• GIVEN PROBLEM
Every line that holds "subordinates" should be shown.

[Chart and figure data]
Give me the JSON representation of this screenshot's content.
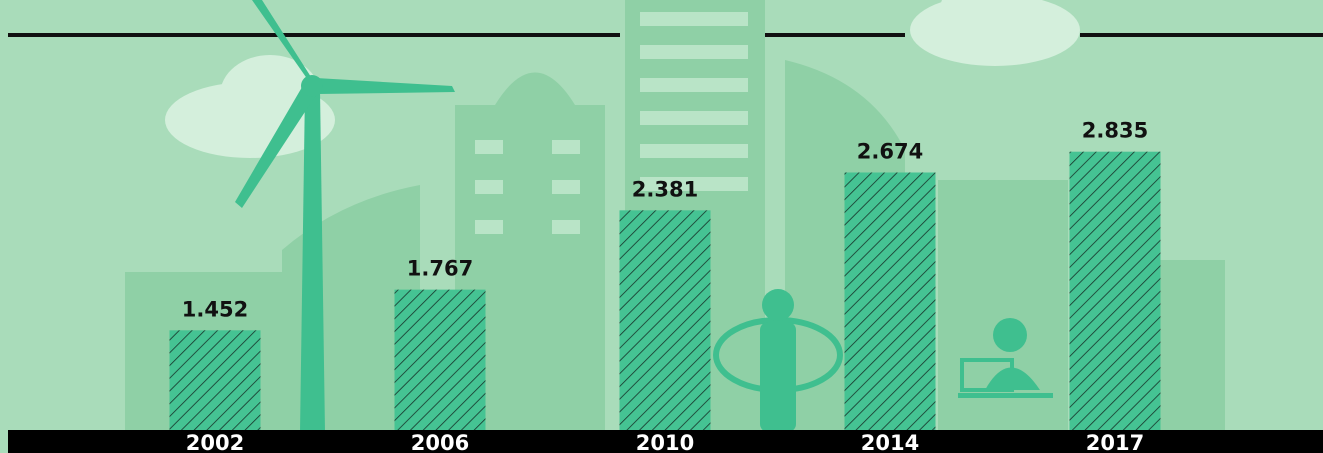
{
  "chart_data": {
    "type": "bar",
    "categories": [
      "2002",
      "2006",
      "2010",
      "2014",
      "2017"
    ],
    "values": [
      1.452,
      1.767,
      2.381,
      2.674,
      2.835
    ],
    "color": "#45c393",
    "ylim": [
      0.68,
      3.7
    ]
  }
}
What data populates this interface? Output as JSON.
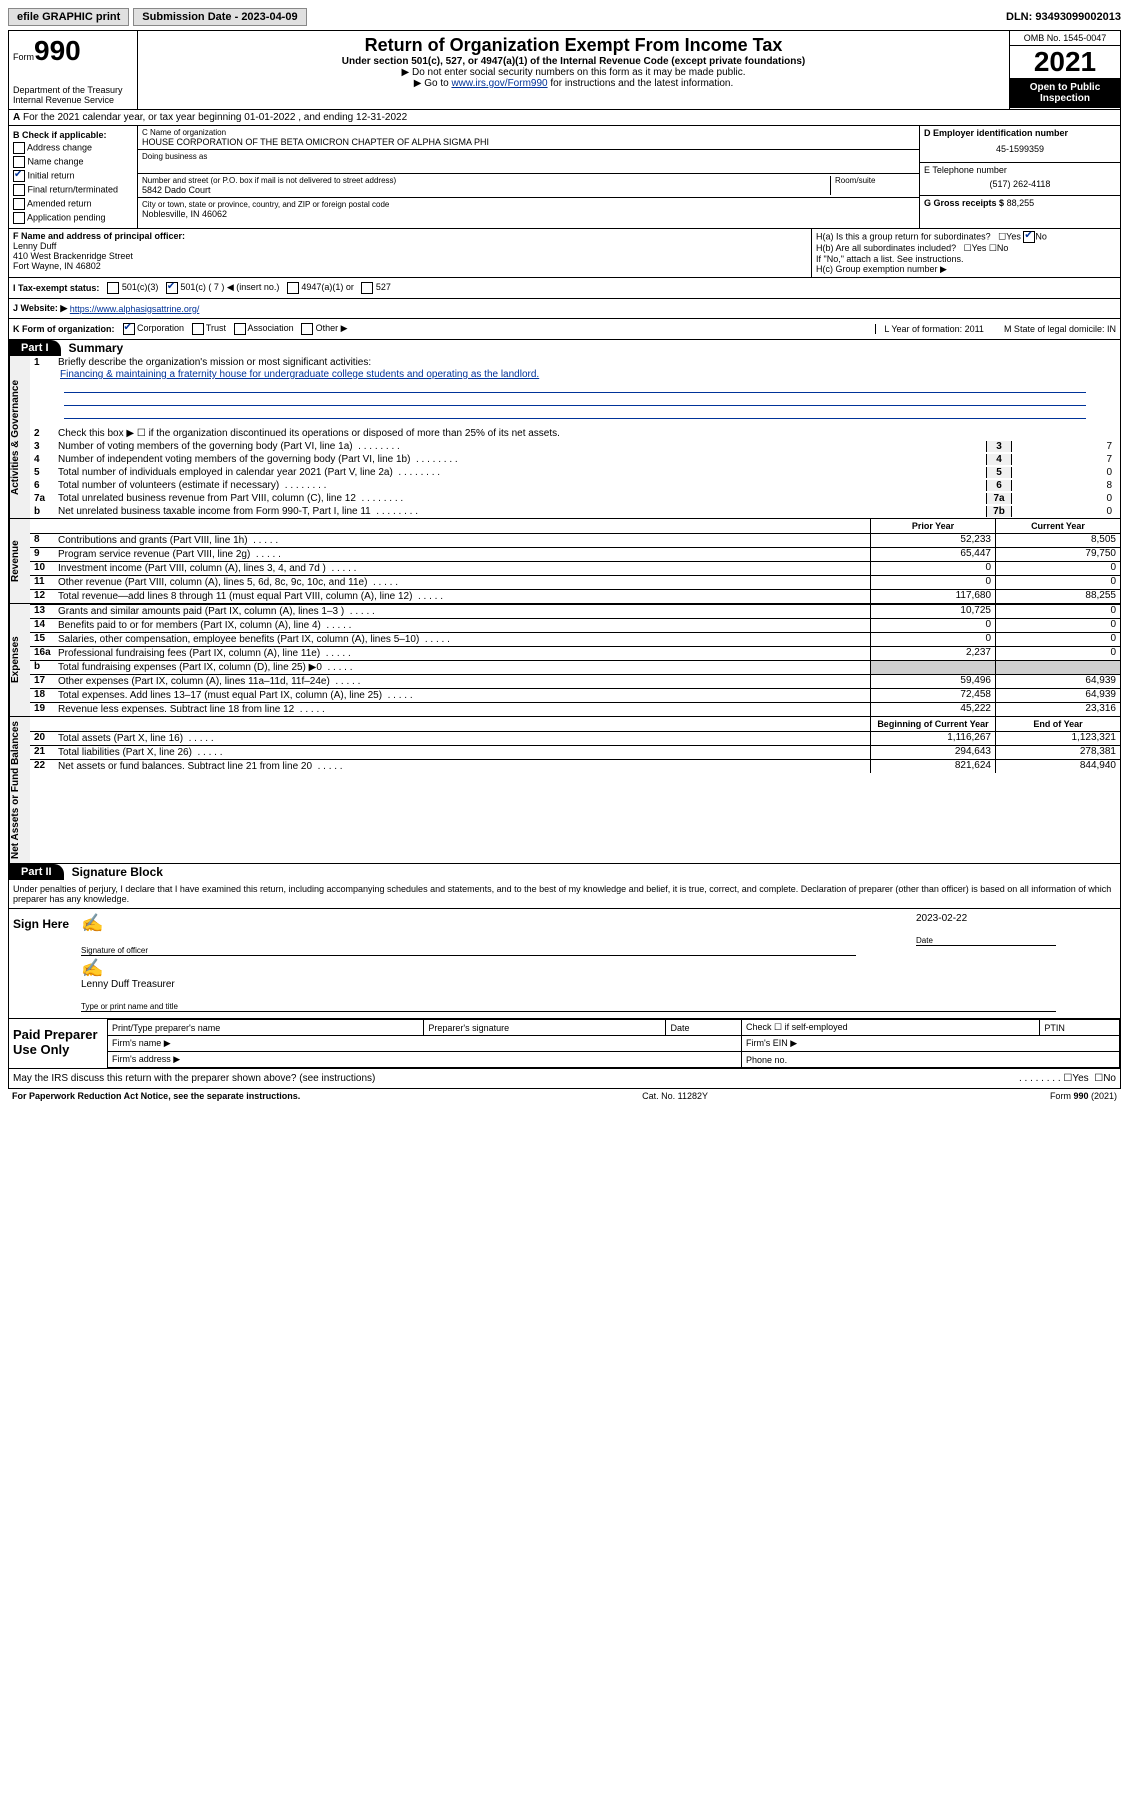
{
  "top_bar": {
    "efile": "efile GRAPHIC print",
    "submission_label": "Submission Date - 2023-04-09",
    "dln": "DLN: 93493099002013"
  },
  "header": {
    "form_word": "Form",
    "form_num": "990",
    "dept": "Department of the Treasury\nInternal Revenue Service",
    "title": "Return of Organization Exempt From Income Tax",
    "subtitle": "Under section 501(c), 527, or 4947(a)(1) of the Internal Revenue Code (except private foundations)",
    "sub2a": "▶ Do not enter social security numbers on this form as it may be made public.",
    "sub2b_pre": "▶ Go to ",
    "sub2b_link": "www.irs.gov/Form990",
    "sub2b_post": " for instructions and the latest information.",
    "omb": "OMB No. 1545-0047",
    "year": "2021",
    "open": "Open to Public Inspection"
  },
  "row_a": "For the 2021 calendar year, or tax year beginning 01-01-2022   , and ending 12-31-2022",
  "col_b": {
    "label": "B Check if applicable:",
    "items": [
      "Address change",
      "Name change",
      "Initial return",
      "Final return/terminated",
      "Amended return",
      "Application pending"
    ],
    "checked_idx": 2
  },
  "org": {
    "c_label": "C Name of organization",
    "name": "HOUSE CORPORATION OF THE BETA OMICRON CHAPTER OF ALPHA SIGMA PHI",
    "dba_label": "Doing business as",
    "street_label": "Number and street (or P.O. box if mail is not delivered to street address)",
    "room_label": "Room/suite",
    "street": "5842 Dado Court",
    "city_label": "City or town, state or province, country, and ZIP or foreign postal code",
    "city": "Noblesville, IN  46062"
  },
  "right": {
    "d_label": "D Employer identification number",
    "ein": "45-1599359",
    "e_label": "E Telephone number",
    "phone": "(517) 262-4118",
    "g_label": "G Gross receipts $",
    "gross": "88,255"
  },
  "row_f": {
    "f_label": "F Name and address of principal officer:",
    "name": "Lenny Duff",
    "addr1": "410 West Brackenridge Street",
    "addr2": "Fort Wayne, IN  46802",
    "ha": "H(a)  Is this a group return for subordinates?",
    "ha_no": true,
    "hb": "H(b)  Are all subordinates included?",
    "hc": "H(c)  Group exemption number ▶",
    "hb_note": "If \"No,\" attach a list. See instructions."
  },
  "tax_status": {
    "label": "I   Tax-exempt status:",
    "opts": [
      "501(c)(3)",
      "501(c) ( 7 ) ◀ (insert no.)",
      "4947(a)(1) or",
      "527"
    ],
    "checked_idx": 1
  },
  "website": {
    "label": "J   Website: ▶",
    "url": "https://www.alphasigsattrine.org/"
  },
  "k_row": {
    "label": "K Form of organization:",
    "opts": [
      "Corporation",
      "Trust",
      "Association",
      "Other ▶"
    ],
    "checked_idx": 0,
    "l": "L Year of formation: 2011",
    "m": "M State of legal domicile: IN"
  },
  "part1": {
    "tab": "Part I",
    "title": "Summary",
    "line1_label": "Briefly describe the organization's mission or most significant activities:",
    "line1_text": "Financing & maintaining a fraternity house for undergraduate college students and operating as the landlord.",
    "line2": "Check this box ▶ ☐  if the organization discontinued its operations or disposed of more than 25% of its net assets.",
    "gov_lines": [
      {
        "n": "3",
        "t": "Number of voting members of the governing body (Part VI, line 1a)",
        "v": "7"
      },
      {
        "n": "4",
        "t": "Number of independent voting members of the governing body (Part VI, line 1b)",
        "v": "7"
      },
      {
        "n": "5",
        "t": "Total number of individuals employed in calendar year 2021 (Part V, line 2a)",
        "v": "0"
      },
      {
        "n": "6",
        "t": "Total number of volunteers (estimate if necessary)",
        "v": "8"
      },
      {
        "n": "7a",
        "t": "Total unrelated business revenue from Part VIII, column (C), line 12",
        "v": "0"
      },
      {
        "n": "b",
        "t": "Net unrelated business taxable income from Form 990-T, Part I, line 11",
        "box": "7b",
        "v": "0"
      }
    ],
    "prior_hdr": "Prior Year",
    "curr_hdr": "Current Year",
    "rev_lines": [
      {
        "n": "8",
        "t": "Contributions and grants (Part VIII, line 1h)",
        "p": "52,233",
        "c": "8,505"
      },
      {
        "n": "9",
        "t": "Program service revenue (Part VIII, line 2g)",
        "p": "65,447",
        "c": "79,750"
      },
      {
        "n": "10",
        "t": "Investment income (Part VIII, column (A), lines 3, 4, and 7d )",
        "p": "0",
        "c": "0"
      },
      {
        "n": "11",
        "t": "Other revenue (Part VIII, column (A), lines 5, 6d, 8c, 9c, 10c, and 11e)",
        "p": "0",
        "c": "0"
      },
      {
        "n": "12",
        "t": "Total revenue—add lines 8 through 11 (must equal Part VIII, column (A), line 12)",
        "p": "117,680",
        "c": "88,255"
      }
    ],
    "exp_lines": [
      {
        "n": "13",
        "t": "Grants and similar amounts paid (Part IX, column (A), lines 1–3 )",
        "p": "10,725",
        "c": "0"
      },
      {
        "n": "14",
        "t": "Benefits paid to or for members (Part IX, column (A), line 4)",
        "p": "0",
        "c": "0"
      },
      {
        "n": "15",
        "t": "Salaries, other compensation, employee benefits (Part IX, column (A), lines 5–10)",
        "p": "0",
        "c": "0"
      },
      {
        "n": "16a",
        "t": "Professional fundraising fees (Part IX, column (A), line 11e)",
        "p": "2,237",
        "c": "0"
      },
      {
        "n": "b",
        "t": "Total fundraising expenses (Part IX, column (D), line 25) ▶0",
        "p": "",
        "c": "",
        "shade": true
      },
      {
        "n": "17",
        "t": "Other expenses (Part IX, column (A), lines 11a–11d, 11f–24e)",
        "p": "59,496",
        "c": "64,939"
      },
      {
        "n": "18",
        "t": "Total expenses. Add lines 13–17 (must equal Part IX, column (A), line 25)",
        "p": "72,458",
        "c": "64,939"
      },
      {
        "n": "19",
        "t": "Revenue less expenses. Subtract line 18 from line 12",
        "p": "45,222",
        "c": "23,316"
      }
    ],
    "na_hdr_p": "Beginning of Current Year",
    "na_hdr_c": "End of Year",
    "na_lines": [
      {
        "n": "20",
        "t": "Total assets (Part X, line 16)",
        "p": "1,116,267",
        "c": "1,123,321"
      },
      {
        "n": "21",
        "t": "Total liabilities (Part X, line 26)",
        "p": "294,643",
        "c": "278,381"
      },
      {
        "n": "22",
        "t": "Net assets or fund balances. Subtract line 21 from line 20",
        "p": "821,624",
        "c": "844,940"
      }
    ]
  },
  "part2": {
    "tab": "Part II",
    "title": "Signature Block",
    "decl": "Under penalties of perjury, I declare that I have examined this return, including accompanying schedules and statements, and to the best of my knowledge and belief, it is true, correct, and complete. Declaration of preparer (other than officer) is based on all information of which preparer has any knowledge.",
    "sign_here": "Sign Here",
    "sig_officer": "Signature of officer",
    "date": "2023-02-22",
    "date_lbl": "Date",
    "name_title": "Lenny Duff Treasurer",
    "name_title_lbl": "Type or print name and title",
    "paid": "Paid Preparer Use Only",
    "prep_hdrs": [
      "Print/Type preparer's name",
      "Preparer's signature",
      "Date",
      "Check ☐ if self-employed",
      "PTIN"
    ],
    "firm_name": "Firm's name   ▶",
    "firm_ein": "Firm's EIN ▶",
    "firm_addr": "Firm's address ▶",
    "phone": "Phone no.",
    "discuss": "May the IRS discuss this return with the preparer shown above? (see instructions)"
  },
  "footer": {
    "left": "For Paperwork Reduction Act Notice, see the separate instructions.",
    "mid": "Cat. No. 11282Y",
    "right": "Form 990 (2021)"
  },
  "sidelabels": {
    "gov": "Activities & Governance",
    "rev": "Revenue",
    "exp": "Expenses",
    "na": "Net Assets or Fund Balances"
  }
}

• TASK OUTPUT
    "ha": "H(a)  Is this a group return for subordinates?",
    "hb": "H(b)  Are all subordinates included?",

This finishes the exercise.